I have great appreciation for the fact that "49'ers" honors San Francisco's Old West past when it was a go-for-broke frontier port at the height of the Gold Rush. I have visited today's San Francisco, and must admit that it has many charms and is the single most beautiful city I have ever seen; however, its modern culture is infused with a high dose of flakiness that -- let's be honest -- is simply not consistent with the spirit of football. What is consistent with that spirit is the image of gun-toting prospectors sifting for gold in rushing streams while looking over their shoulders for thieves and grizzlies.

Across the continent, Baltimore's nickname is a brilliant twofer. Back before Art Modell ripped the heart out of Cleveland, I often thought that "Ravens" would be an awesome nickname for a professional sports franchise. After all, ravens are big and ominous-looking, and some ancient cultures associated them with warfare while others identified them as deities. But what makes "Ravens" even cooler as a moniker for Baltimore's football team is this: The team was given the name because Baltimore is where Edgar Allen Poe died and is buried.

And think about this: Poe died in 1849, the very same year the Gold Rush occurred and spawned the word "49'ers."


Players Not to Forget About
As in, here are my psuedo-predictions about players the media is not talking about this week, but who will make a key play to determine the outcome of the Super Bowl. I say "pseudo-prediction" because I am taking a weasel's way out by picking one from each team, ignoring the fact that only one team can have such a player.

If San Francisco prevails, it will do so in great part because of a play made by cornerback Carlos Rogers. It will be either an interception after he drops surprisingly deep in pass coverage to pick off one of Joe Flacco's deep throws; or a tackle made after he darts daringly close to the line of scrimmage a split second before the ball is snapped on a crucial third-and-short. I am calling Rogers's number because he is still a lights-out, clutch performer -- and, yes, because he went to Auburn. The predicted interception I just described is identical to one he made against Georgia during the 2004 undefeated season; and the predicted tackle is identical to one he made in the Sugar Bowl against Virginia Tech to preserve that undefeated season.

However, if Baltimore wins, it will be because second-year linebacker Josh Bynes, during one of his turns on the field, reads the eyes of Colin Kaepernick, drops back, picks off a pass intended for Vernon Davis, and sprints to the house for a game-changing TD...My reason for thinking Bynes can do such a thing on football's biggest stage? Simple, and impeccable: He played for Auburn and was on the 2010 national championship team. Like you should know by now, everything I am saying in this post is extremely subjective.


Hall of Fame
As happens every year, inductees to the Pro Football Hall of Fame will be chosen the day before the Super Bowl. From a list of fifteen finalists, only five can make it. If I had a vote, these are the five I would choose: Andre Reed, Charles Haley, Warren Sapp, Michael Strahan, and Eddie DeBartolo.
- - -
• SET TASKS
**1)** Extract the passage of the Super Bowl post from "Across the continent, Baltimore's" up to and including "and is buried.".
**2)** According to the Super Bowl post, why was Baltimore's football team given the name "Ravens"?

Dataset records
- - -
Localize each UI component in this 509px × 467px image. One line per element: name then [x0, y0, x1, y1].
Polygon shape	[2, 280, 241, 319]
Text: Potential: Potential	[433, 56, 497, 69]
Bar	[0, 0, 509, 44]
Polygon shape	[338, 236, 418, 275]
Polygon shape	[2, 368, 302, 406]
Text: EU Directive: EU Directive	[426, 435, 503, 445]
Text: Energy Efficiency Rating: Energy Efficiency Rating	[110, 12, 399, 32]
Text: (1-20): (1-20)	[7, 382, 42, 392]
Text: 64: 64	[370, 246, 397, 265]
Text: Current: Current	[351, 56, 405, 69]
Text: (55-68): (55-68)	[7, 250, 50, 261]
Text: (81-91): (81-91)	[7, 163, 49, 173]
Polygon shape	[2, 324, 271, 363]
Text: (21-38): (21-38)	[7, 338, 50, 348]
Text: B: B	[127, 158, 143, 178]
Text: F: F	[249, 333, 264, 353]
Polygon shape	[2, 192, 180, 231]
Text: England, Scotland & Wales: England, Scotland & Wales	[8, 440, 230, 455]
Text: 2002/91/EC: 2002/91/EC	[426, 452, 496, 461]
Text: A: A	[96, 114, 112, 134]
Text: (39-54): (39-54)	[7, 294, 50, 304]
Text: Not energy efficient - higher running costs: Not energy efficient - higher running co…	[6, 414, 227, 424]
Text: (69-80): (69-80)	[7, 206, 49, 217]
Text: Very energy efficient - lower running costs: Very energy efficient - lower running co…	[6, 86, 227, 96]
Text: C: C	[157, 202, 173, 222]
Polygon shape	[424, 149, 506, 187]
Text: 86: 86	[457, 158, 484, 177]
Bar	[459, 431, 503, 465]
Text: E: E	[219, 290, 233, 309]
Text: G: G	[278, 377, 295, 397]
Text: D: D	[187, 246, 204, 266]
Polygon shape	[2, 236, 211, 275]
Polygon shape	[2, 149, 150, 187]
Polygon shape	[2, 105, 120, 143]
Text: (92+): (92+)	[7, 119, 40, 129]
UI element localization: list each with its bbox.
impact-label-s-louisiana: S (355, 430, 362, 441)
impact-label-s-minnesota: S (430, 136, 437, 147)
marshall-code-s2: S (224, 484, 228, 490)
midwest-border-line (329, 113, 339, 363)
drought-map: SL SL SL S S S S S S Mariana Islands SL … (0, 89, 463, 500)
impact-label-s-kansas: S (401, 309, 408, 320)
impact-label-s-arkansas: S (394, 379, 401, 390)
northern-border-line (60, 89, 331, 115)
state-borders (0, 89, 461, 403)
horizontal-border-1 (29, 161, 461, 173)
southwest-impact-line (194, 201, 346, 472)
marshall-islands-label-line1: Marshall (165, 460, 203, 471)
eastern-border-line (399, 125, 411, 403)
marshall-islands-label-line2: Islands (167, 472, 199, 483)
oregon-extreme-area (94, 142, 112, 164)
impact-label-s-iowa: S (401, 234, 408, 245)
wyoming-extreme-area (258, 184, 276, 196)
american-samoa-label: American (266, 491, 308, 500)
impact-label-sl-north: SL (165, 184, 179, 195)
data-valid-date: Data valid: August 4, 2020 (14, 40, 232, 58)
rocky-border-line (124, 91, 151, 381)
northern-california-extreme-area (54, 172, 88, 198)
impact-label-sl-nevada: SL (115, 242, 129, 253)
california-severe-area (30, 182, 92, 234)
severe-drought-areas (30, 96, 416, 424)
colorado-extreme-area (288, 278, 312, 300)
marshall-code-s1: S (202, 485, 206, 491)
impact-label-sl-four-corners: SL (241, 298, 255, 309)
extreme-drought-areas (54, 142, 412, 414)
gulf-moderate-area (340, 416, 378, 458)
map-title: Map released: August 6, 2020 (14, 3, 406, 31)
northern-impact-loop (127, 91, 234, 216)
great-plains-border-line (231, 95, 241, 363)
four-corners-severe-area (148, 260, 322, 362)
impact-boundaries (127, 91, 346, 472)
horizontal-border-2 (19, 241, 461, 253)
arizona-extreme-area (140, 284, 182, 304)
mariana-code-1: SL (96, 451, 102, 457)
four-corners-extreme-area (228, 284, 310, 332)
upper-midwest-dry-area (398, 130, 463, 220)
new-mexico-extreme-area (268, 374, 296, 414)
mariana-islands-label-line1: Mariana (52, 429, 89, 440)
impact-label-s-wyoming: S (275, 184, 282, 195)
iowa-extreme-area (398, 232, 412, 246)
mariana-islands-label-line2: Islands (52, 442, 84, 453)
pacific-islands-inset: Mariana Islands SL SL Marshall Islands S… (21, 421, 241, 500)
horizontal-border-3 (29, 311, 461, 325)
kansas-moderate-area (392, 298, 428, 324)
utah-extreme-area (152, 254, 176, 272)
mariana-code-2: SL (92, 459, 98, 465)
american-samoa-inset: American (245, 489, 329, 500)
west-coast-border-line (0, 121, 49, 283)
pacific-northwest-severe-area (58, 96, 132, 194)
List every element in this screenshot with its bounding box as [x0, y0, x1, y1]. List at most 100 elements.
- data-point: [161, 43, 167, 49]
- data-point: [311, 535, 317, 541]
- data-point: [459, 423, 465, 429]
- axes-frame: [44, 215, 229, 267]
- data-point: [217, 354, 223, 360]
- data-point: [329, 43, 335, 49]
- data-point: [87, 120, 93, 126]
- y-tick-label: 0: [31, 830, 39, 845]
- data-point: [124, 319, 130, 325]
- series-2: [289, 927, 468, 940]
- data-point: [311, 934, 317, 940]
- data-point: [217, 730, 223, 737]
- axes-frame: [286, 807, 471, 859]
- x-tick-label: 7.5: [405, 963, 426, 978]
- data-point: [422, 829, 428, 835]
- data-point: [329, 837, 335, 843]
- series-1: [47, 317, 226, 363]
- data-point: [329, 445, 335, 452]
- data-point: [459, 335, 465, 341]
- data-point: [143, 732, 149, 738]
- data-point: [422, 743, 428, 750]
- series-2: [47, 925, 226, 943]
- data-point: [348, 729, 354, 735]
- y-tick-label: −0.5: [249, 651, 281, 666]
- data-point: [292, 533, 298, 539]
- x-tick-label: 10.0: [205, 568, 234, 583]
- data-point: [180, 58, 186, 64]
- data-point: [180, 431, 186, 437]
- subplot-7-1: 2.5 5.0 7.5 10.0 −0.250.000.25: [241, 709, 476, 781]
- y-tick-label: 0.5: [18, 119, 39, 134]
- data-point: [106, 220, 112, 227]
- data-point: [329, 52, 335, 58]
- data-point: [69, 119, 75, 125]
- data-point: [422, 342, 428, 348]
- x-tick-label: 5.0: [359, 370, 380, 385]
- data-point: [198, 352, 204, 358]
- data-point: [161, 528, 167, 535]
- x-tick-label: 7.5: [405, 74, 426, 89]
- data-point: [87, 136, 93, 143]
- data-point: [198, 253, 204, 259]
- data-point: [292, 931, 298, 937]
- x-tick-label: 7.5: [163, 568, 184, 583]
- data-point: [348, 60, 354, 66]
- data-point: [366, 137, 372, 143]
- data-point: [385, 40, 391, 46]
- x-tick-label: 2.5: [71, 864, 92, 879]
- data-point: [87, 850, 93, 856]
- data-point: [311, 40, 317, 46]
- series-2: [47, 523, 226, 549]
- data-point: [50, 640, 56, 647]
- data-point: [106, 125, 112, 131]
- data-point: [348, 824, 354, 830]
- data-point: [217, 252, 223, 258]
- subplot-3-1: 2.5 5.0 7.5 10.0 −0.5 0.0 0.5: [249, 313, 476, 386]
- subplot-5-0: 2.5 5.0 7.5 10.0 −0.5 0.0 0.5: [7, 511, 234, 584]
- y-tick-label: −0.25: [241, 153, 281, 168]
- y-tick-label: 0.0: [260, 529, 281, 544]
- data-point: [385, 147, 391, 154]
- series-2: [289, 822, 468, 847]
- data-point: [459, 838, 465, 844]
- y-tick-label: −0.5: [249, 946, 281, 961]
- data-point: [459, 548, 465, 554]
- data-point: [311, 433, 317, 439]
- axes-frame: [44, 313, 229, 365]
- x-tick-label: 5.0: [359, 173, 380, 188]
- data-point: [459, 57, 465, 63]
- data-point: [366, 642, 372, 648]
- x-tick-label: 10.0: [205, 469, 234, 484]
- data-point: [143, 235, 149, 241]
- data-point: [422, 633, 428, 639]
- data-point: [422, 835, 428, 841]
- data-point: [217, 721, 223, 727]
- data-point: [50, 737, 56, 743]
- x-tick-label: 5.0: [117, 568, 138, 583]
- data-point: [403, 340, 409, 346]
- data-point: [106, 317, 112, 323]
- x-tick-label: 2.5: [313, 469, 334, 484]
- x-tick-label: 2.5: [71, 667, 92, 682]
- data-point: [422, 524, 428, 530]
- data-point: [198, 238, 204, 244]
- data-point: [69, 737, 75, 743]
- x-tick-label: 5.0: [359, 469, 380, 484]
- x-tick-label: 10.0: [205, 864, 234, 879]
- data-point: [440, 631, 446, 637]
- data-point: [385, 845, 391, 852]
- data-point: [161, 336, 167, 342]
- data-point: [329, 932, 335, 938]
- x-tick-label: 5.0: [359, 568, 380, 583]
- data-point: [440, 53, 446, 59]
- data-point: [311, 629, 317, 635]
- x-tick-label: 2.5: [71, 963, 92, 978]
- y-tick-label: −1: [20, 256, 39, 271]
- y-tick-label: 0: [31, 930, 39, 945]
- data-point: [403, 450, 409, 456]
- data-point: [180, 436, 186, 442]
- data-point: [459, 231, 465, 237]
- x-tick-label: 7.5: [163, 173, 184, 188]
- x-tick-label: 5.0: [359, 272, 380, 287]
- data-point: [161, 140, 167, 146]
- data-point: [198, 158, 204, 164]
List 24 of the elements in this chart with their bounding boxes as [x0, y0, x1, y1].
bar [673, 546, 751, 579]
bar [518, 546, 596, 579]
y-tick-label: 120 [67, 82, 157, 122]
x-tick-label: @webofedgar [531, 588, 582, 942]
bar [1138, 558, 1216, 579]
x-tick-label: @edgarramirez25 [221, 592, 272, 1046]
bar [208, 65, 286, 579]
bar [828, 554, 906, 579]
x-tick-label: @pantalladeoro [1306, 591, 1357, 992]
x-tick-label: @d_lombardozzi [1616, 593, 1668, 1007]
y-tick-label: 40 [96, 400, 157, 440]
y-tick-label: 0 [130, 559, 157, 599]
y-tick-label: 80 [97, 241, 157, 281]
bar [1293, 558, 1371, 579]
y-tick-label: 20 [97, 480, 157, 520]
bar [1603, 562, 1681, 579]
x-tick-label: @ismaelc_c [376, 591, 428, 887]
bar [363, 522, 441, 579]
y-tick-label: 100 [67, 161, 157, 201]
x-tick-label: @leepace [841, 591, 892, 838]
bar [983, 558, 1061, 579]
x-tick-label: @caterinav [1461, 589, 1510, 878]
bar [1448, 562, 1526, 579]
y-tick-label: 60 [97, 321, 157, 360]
- - -
• ANSWERS FOR THIS EXERCISE
**1)**
Across the continent, Baltimore's nickname is a brilliant twofer. Back before Art Modell ripped the heart out of Cleveland, I often thought that "Ravens" would be an awesome nickname for a professional sports franchise. After all, ravens are big and ominous-looking, and some ancient cultures associated them with warfare while others identified them as deities. But what makes "Ravens" even cooler as a moniker for Baltimore's football team is this: The team was given the name because Baltimore is where Edgar Allen Poe died and is buried.

**2)** Baltimore is where Edgar Allen Poe died and is buried.